Given task: Search the records for the word "name" and report each line that has it.

Material provided:
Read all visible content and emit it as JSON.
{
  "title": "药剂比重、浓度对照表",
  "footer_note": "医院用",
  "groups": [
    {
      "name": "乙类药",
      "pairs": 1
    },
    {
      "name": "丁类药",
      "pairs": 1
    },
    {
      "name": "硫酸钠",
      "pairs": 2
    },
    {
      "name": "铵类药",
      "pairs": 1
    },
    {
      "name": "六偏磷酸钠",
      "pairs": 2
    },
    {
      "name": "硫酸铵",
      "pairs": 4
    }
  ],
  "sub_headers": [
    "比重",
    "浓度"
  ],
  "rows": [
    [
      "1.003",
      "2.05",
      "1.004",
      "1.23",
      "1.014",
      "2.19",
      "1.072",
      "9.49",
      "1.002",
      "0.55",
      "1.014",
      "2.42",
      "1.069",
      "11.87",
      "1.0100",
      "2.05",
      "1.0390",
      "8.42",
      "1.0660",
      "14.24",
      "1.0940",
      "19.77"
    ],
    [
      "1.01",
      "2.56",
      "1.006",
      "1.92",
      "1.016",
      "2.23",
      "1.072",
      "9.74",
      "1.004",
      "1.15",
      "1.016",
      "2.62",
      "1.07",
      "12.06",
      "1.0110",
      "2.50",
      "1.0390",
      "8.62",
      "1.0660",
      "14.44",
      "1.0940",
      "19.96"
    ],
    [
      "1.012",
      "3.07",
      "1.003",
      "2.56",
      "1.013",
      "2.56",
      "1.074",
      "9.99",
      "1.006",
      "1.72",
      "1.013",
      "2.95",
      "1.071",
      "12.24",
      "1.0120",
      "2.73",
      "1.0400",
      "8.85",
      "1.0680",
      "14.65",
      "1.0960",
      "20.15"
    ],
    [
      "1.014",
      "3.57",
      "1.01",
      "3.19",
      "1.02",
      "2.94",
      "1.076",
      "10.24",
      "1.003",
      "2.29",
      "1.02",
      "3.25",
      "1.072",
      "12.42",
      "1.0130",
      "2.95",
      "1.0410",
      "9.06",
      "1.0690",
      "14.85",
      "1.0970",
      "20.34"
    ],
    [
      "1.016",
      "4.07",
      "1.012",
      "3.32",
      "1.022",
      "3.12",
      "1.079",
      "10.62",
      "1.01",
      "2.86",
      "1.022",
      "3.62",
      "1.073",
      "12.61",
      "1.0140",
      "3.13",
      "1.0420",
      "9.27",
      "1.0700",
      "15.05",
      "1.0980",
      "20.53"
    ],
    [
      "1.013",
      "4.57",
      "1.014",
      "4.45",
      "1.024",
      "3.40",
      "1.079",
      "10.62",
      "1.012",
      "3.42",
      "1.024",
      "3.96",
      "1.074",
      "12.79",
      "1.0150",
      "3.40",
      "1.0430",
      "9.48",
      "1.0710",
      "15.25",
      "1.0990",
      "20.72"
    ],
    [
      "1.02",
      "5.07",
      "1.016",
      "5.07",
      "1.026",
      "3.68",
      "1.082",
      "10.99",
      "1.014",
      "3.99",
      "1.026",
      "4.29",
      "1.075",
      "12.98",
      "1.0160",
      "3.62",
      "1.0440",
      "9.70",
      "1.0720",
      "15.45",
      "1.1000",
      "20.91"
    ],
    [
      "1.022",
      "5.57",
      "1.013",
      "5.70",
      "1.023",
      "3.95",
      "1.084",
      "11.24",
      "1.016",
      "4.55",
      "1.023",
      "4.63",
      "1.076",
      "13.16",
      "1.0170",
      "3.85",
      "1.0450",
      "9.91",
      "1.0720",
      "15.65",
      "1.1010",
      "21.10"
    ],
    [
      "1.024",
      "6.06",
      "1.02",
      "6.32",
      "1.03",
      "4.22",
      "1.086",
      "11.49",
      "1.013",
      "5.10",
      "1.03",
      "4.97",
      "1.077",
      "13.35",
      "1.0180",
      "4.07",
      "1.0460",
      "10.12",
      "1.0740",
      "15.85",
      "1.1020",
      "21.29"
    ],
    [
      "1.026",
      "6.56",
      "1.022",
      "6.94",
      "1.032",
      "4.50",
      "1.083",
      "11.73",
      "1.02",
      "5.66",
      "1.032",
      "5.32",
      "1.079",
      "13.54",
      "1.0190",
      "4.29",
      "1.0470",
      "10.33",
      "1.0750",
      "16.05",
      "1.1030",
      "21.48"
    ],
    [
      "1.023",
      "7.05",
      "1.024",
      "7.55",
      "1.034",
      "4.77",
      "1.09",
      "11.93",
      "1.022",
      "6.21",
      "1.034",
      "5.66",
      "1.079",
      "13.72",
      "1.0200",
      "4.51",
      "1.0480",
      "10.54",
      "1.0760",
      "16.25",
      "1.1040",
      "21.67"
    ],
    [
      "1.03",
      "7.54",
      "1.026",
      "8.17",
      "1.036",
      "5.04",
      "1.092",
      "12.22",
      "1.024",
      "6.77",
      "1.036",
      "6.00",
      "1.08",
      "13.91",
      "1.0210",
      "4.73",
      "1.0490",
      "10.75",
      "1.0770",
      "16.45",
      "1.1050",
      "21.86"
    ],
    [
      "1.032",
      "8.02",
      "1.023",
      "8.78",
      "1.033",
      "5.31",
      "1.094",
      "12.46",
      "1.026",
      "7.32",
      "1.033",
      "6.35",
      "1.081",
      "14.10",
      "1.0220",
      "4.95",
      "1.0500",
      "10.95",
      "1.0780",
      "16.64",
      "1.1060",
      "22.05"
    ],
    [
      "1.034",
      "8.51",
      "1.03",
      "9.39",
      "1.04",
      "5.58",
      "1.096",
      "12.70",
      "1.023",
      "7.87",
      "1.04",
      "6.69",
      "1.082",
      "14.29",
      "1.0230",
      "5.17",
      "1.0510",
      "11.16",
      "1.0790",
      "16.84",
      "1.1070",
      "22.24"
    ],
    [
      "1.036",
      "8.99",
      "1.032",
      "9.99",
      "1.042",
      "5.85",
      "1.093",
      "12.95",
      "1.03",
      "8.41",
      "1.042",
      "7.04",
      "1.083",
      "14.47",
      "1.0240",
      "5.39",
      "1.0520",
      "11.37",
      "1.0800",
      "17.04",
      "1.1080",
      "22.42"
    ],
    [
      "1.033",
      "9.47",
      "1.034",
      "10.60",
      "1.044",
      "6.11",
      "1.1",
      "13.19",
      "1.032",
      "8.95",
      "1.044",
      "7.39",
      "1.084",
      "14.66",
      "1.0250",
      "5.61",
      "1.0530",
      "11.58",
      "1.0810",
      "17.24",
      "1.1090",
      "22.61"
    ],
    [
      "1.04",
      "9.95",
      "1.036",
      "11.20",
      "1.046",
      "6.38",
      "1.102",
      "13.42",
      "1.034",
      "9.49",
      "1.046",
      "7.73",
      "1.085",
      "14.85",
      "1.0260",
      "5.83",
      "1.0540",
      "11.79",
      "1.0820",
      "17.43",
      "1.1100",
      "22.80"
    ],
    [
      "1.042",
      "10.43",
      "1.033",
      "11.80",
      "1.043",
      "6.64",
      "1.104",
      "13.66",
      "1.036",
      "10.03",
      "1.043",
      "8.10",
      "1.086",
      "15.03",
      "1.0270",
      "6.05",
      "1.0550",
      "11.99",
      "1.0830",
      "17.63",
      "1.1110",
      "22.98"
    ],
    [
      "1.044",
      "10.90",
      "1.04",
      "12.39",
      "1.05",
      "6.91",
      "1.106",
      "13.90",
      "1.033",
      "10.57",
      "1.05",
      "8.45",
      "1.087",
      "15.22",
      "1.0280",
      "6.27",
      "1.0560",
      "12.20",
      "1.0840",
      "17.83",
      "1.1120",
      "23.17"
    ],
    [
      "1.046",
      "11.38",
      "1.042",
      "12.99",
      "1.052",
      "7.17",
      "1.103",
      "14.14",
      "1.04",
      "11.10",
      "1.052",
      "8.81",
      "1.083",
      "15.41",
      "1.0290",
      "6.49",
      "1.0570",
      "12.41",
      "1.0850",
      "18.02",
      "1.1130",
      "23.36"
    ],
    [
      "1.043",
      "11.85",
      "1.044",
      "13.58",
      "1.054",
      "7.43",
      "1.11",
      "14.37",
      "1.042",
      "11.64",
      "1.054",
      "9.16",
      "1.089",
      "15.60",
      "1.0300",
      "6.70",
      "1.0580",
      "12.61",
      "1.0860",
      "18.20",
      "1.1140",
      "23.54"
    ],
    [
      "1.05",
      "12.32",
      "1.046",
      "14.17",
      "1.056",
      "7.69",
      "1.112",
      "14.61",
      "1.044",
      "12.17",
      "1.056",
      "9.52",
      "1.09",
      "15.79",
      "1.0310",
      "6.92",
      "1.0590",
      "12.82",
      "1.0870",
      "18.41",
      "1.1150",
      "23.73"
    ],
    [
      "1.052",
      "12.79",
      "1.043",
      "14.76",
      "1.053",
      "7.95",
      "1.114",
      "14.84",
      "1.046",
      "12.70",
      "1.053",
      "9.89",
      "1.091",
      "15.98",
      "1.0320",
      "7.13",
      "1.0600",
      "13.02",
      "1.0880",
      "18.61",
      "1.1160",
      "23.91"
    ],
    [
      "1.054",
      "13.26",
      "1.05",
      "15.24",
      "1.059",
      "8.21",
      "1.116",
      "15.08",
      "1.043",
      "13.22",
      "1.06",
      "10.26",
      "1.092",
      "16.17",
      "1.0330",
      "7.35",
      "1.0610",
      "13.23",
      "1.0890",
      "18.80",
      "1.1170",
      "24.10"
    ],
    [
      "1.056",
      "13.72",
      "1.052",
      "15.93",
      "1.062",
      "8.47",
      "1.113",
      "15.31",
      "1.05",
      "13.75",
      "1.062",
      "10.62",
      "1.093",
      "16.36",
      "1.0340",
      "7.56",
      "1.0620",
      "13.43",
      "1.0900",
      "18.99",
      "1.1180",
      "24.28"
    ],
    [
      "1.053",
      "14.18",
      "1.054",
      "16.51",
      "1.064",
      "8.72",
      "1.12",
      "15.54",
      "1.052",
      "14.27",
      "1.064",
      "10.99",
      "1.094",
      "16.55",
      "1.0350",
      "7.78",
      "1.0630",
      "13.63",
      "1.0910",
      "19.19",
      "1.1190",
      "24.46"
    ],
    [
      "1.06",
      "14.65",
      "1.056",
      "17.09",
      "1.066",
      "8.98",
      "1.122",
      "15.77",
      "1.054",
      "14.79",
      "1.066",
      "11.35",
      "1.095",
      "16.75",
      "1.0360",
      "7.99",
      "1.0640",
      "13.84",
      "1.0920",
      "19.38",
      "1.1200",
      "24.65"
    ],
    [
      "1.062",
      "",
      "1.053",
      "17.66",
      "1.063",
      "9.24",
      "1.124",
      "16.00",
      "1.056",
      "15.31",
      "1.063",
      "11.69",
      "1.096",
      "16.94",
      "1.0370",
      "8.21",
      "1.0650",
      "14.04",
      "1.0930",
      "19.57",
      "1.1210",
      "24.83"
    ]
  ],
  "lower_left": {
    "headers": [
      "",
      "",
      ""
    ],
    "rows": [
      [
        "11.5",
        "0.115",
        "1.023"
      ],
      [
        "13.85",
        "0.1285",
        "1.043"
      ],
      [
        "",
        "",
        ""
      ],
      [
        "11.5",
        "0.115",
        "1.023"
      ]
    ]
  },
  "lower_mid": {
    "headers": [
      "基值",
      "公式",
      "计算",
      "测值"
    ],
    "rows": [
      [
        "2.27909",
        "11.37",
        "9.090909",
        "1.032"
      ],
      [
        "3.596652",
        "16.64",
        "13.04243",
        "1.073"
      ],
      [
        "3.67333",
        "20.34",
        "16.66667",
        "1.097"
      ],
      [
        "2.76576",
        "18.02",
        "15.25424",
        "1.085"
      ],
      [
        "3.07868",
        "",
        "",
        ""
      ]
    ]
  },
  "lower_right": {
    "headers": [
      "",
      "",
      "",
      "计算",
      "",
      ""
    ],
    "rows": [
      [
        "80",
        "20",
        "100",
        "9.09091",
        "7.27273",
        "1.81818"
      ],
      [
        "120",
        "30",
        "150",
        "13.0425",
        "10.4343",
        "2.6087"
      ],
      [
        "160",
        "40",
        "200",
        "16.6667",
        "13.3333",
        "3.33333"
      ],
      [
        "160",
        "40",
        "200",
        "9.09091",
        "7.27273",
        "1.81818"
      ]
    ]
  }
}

Answer for the task:
      "name": "乙类药",
      "name": "丁类药",
      "name": "硫酸钠",
      "name": "铵类药",
      "name": "六偏磷酸钠",
      "name": "硫酸铵",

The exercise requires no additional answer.